_EXERCISE INSTRUCTIONS_.
Only a number is wanted: how many lines of the entries include the string "ausgebildet"?

_SOURCE MATERIAL_.
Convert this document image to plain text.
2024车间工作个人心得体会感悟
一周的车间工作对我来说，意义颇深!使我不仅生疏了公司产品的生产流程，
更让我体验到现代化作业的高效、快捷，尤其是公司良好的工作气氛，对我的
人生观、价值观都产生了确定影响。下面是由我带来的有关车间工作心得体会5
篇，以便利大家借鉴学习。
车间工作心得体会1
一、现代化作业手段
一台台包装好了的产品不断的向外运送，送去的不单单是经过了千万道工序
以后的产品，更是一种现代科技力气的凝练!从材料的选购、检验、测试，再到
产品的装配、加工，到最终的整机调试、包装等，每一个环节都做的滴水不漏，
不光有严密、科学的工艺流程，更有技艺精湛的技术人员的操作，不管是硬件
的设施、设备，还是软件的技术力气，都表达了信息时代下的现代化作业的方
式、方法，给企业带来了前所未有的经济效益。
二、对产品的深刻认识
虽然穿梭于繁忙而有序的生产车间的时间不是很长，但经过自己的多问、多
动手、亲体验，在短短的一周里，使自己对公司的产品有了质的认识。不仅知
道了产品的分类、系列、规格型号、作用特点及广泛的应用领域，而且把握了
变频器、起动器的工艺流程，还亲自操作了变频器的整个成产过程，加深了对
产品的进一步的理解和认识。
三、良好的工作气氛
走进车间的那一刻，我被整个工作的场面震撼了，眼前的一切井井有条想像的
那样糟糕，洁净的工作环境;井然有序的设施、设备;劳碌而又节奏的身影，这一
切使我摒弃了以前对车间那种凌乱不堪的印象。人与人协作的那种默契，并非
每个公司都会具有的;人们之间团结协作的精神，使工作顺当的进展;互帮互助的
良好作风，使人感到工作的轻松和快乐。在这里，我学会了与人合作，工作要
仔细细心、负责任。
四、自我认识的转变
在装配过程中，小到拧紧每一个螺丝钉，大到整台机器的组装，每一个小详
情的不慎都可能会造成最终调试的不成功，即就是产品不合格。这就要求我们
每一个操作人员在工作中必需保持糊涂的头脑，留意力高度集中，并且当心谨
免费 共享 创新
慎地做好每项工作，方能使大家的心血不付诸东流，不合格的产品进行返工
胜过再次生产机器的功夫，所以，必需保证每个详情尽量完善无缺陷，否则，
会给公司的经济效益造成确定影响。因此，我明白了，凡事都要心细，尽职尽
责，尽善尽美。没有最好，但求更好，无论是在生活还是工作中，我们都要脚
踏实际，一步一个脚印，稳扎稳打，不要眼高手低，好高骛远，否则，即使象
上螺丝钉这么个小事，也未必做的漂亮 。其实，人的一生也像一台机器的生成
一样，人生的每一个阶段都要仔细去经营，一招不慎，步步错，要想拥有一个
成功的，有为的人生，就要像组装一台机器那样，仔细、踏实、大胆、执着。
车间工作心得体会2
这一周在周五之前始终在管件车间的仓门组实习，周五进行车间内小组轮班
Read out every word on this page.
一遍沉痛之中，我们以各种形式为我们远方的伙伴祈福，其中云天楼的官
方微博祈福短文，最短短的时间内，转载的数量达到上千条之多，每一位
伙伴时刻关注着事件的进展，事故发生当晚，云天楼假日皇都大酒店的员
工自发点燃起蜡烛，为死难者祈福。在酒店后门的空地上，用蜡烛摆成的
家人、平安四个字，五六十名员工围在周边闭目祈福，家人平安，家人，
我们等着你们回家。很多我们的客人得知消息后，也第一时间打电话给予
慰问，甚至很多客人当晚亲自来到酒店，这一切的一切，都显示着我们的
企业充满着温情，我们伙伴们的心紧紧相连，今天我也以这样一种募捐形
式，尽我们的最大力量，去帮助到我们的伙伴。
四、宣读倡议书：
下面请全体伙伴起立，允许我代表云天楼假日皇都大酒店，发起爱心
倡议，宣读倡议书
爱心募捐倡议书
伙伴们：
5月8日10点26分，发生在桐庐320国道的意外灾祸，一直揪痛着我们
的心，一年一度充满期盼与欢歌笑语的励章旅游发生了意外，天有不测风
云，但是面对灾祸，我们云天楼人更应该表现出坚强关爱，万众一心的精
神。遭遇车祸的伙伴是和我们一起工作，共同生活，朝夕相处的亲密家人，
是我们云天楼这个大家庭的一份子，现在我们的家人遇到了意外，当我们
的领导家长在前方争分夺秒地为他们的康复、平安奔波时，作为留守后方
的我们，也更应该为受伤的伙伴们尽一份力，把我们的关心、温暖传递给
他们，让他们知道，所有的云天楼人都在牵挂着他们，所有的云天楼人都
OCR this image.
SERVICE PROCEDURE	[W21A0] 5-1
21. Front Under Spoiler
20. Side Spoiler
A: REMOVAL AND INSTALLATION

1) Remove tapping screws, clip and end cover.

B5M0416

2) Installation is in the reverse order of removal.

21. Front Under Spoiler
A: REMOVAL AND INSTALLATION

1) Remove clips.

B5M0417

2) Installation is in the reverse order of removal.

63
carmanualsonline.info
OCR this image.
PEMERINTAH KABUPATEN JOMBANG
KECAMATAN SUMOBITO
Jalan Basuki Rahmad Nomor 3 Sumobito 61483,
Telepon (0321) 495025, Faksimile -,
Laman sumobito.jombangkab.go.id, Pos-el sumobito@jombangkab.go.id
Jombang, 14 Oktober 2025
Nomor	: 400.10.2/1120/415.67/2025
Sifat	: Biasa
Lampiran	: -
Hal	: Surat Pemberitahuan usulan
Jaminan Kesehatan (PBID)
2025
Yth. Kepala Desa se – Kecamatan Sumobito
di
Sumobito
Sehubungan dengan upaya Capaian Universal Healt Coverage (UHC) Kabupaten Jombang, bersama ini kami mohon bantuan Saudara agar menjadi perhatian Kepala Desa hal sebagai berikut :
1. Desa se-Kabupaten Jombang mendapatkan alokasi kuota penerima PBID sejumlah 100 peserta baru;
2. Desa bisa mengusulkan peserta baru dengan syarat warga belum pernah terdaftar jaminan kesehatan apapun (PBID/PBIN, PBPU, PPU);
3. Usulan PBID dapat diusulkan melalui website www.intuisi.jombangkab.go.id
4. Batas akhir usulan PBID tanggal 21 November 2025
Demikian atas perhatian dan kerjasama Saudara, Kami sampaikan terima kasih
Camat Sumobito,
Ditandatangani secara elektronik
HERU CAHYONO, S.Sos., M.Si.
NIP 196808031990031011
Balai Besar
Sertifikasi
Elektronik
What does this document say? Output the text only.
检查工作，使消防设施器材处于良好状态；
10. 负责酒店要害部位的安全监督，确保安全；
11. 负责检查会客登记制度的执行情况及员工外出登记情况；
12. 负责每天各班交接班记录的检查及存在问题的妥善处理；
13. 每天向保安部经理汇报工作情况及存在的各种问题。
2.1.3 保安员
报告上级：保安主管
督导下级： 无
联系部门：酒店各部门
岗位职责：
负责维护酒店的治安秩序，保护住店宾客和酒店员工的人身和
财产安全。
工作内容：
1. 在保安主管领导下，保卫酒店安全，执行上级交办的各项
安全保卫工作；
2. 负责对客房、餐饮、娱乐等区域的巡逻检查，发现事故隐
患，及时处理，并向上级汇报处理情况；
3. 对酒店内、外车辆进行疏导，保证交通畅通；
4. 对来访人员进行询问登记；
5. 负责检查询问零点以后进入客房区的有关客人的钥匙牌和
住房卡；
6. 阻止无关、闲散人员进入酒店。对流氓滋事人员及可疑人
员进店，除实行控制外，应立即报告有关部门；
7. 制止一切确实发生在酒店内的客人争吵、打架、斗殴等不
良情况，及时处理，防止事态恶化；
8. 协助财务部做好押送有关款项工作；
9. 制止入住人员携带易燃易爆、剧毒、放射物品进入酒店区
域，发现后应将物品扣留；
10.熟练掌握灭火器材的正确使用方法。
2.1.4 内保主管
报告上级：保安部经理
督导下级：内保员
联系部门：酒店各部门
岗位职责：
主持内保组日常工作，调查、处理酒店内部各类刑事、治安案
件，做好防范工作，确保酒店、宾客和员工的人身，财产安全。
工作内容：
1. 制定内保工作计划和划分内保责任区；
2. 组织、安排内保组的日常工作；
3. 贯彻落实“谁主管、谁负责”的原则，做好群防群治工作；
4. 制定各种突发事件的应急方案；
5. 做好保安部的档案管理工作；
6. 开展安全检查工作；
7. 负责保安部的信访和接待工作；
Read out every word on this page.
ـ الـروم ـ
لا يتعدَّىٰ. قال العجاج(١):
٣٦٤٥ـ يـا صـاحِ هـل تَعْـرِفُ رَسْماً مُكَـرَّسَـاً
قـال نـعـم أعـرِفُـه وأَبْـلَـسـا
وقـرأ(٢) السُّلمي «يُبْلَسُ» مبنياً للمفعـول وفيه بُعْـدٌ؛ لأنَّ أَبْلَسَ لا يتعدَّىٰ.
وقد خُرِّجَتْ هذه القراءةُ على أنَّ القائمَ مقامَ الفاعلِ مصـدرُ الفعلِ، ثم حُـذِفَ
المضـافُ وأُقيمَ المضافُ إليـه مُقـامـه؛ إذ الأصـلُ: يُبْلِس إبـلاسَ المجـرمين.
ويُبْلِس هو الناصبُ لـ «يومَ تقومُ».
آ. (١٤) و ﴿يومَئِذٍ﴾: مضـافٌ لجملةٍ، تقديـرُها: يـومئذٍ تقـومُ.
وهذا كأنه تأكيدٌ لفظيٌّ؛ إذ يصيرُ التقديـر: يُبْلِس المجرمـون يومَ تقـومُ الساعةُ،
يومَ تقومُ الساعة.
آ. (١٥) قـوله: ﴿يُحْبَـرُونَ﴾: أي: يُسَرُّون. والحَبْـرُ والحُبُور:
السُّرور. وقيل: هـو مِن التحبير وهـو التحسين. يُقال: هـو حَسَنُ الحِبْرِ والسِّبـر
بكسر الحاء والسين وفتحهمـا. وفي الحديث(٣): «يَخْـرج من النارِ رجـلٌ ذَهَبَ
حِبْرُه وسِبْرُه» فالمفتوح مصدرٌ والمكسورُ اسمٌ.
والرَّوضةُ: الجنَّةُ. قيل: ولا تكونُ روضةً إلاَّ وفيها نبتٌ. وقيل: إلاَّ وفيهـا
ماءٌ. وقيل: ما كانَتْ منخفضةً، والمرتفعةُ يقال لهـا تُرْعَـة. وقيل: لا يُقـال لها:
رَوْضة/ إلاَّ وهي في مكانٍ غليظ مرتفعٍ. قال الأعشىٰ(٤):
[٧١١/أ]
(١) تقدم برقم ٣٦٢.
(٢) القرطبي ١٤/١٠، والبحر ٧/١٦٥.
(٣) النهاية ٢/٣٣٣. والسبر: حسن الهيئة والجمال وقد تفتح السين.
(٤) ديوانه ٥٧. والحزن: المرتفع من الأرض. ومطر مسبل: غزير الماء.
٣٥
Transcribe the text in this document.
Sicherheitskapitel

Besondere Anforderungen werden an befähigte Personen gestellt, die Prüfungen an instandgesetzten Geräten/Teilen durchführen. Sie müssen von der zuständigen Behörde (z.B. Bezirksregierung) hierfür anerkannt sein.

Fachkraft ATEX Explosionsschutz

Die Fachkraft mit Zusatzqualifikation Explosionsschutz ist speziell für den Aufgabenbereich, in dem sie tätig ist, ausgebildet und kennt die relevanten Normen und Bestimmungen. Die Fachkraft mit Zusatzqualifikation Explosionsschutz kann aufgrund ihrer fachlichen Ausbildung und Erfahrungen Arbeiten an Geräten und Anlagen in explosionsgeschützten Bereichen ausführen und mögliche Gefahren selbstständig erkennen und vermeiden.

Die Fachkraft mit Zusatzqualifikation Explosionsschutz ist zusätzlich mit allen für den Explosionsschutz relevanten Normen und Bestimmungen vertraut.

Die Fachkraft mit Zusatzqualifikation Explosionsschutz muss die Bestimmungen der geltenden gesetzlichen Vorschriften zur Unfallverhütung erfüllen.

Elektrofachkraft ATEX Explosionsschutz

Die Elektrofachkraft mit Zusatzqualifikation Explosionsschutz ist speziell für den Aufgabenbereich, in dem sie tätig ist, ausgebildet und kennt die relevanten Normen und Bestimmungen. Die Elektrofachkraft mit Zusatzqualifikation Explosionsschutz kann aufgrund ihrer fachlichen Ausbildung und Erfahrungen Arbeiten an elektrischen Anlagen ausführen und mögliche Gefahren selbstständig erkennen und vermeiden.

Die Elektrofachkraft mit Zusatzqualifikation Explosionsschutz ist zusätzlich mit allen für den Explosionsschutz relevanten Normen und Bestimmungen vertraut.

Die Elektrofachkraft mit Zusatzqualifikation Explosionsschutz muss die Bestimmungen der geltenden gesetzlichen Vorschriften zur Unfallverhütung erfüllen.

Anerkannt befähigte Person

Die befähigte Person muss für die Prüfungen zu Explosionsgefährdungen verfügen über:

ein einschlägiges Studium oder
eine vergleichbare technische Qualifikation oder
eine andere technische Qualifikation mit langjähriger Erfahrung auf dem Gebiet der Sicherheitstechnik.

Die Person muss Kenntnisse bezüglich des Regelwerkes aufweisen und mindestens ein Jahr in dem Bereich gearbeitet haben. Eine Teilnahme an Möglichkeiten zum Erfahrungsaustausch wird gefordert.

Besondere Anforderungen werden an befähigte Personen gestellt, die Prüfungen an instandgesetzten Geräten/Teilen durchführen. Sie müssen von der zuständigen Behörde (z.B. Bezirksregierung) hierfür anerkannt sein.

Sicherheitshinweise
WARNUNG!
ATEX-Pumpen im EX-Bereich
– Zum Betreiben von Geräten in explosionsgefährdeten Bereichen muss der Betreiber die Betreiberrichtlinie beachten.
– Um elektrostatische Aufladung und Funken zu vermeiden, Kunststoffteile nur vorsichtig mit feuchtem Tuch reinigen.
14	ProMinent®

_THE OUTPUT_.
2